→ **GIVEN DATA**:
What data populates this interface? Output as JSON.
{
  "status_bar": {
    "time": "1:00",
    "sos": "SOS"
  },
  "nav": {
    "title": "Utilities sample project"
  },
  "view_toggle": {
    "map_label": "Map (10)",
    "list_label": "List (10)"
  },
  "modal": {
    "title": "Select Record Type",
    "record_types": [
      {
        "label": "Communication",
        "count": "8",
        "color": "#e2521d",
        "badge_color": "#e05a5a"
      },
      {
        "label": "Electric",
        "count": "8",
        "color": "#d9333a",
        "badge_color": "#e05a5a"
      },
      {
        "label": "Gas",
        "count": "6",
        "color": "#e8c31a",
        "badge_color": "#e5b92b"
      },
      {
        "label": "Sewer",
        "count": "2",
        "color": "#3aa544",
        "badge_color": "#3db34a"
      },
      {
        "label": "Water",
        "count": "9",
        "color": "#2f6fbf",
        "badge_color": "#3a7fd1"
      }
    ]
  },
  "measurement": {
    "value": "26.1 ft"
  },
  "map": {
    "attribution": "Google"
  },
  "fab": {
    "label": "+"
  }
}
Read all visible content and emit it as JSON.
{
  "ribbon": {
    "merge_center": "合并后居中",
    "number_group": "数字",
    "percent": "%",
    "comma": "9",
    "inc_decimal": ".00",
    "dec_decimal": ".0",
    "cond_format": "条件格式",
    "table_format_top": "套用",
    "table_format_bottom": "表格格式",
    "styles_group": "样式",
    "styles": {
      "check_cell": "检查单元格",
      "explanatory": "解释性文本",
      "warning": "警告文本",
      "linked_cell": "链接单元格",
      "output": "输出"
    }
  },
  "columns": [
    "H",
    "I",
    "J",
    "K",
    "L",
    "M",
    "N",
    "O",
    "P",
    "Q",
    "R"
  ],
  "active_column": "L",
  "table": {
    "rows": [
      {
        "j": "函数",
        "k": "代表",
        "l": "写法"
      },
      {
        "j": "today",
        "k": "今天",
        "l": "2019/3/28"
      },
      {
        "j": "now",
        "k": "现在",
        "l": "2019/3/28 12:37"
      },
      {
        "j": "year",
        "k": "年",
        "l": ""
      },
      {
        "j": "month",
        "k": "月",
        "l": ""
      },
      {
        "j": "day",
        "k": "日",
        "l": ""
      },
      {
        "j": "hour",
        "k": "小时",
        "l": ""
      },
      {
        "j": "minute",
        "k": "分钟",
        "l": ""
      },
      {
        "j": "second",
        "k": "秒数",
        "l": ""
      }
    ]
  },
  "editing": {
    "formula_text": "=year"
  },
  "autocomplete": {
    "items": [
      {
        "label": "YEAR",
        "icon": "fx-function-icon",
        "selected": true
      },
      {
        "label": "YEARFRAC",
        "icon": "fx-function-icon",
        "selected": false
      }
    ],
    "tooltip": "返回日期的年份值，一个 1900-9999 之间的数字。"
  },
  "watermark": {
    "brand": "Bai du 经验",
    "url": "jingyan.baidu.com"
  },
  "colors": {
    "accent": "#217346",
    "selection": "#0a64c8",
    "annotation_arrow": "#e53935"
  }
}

→ **DIRECTION**: Pull out each record as written and restate it exactly.

→ **PROBLEM SOLUTION**:
What data populates this interface? Output as JSON.
{
  "status_bar": {
    "time": "1:00",
    "sos": "SOS"
  },
  "nav": {
    "title": "Utilities sample project"
  },
  "view_toggle": {
    "map_label": "Map (10)",
    "list_label": "List (10)"
  },
  "modal": {
    "title": "Select Record Type",
    "record_types": [
      {
        "label": "Communication",
        "count": "8",
        "color": "#e2521d",
        "badge_color": "#e05a5a"
      },
      {
        "label": "Electric",
        "count": "8",
        "color": "#d9333a",
        "badge_color": "#e05a5a"
      },
      {
        "label": "Gas",
        "count": "6",
        "color": "#e8c31a",
        "badge_color": "#e5b92b"
      },
      {
        "label": "Sewer",
        "count": "2",
        "color": "#3aa544",
        "badge_color": "#3db34a"
      },
      {
        "label": "Water",
        "count": "9",
        "color": "#2f6fbf",
        "badge_color": "#3a7fd1"
      }
    ]
  },
  "measurement": {
    "value": "26.1 ft"
  },
  "map": {
    "attribution": "Google"
  },
  "fab": {
    "label": "+"
  }
}
Read all visible content and emit it as JSON.
{
  "ribbon": {
    "merge_center": "合并后居中",
    "number_group": "数字",
    "percent": "%",
    "comma": "9",
    "inc_decimal": ".00",
    "dec_decimal": ".0",
    "cond_format": "条件格式",
    "table_format_top": "套用",
    "table_format_bottom": "表格格式",
    "styles_group": "样式",
    "styles": {
      "check_cell": "检查单元格",
      "explanatory": "解释性文本",
      "warning": "警告文本",
      "linked_cell": "链接单元格",
      "output": "输出"
    }
  },
  "columns": [
    "H",
    "I",
    "J",
    "K",
    "L",
    "M",
    "N",
    "O",
    "P",
    "Q",
    "R"
  ],
  "active_column": "L",
  "table": {
    "rows": [
      {
        "j": "函数",
        "k": "代表",
        "l": "写法"
      },
      {
        "j": "today",
        "k": "今天",
        "l": "2019/3/28"
      },
      {
        "j": "now",
        "k": "现在",
        "l": "2019/3/28 12:37"
      },
      {
        "j": "year",
        "k": "年",
        "l": ""
      },
      {
        "j": "month",
        "k": "月",
        "l": ""
      },
      {
        "j": "day",
        "k": "日",
        "l": ""
      },
      {
        "j": "hour",
        "k": "小时",
        "l": ""
      },
      {
        "j": "minute",
        "k": "分钟",
        "l": ""
      },
      {
        "j": "second",
        "k": "秒数",
        "l": ""
      }
    ]
  },
  "editing": {
    "formula_text": "=year"
  },
  "autocomplete": {
    "items": [
      {
        "label": "YEAR",
        "icon": "fx-function-icon",
        "selected": true
      },
      {
        "label": "YEARFRAC",
        "icon": "fx-function-icon",
        "selected": false
      }
    ],
    "tooltip": "返回日期的年份值，一个 1900-9999 之间的数字。"
  },
  "watermark": {
    "brand": "Bai du 经验",
    "url": "jingyan.baidu.com"
  },
  "colors": {
    "accent": "#217346",
    "selection": "#0a64c8",
    "annotation_arrow": "#e53935"
  }
}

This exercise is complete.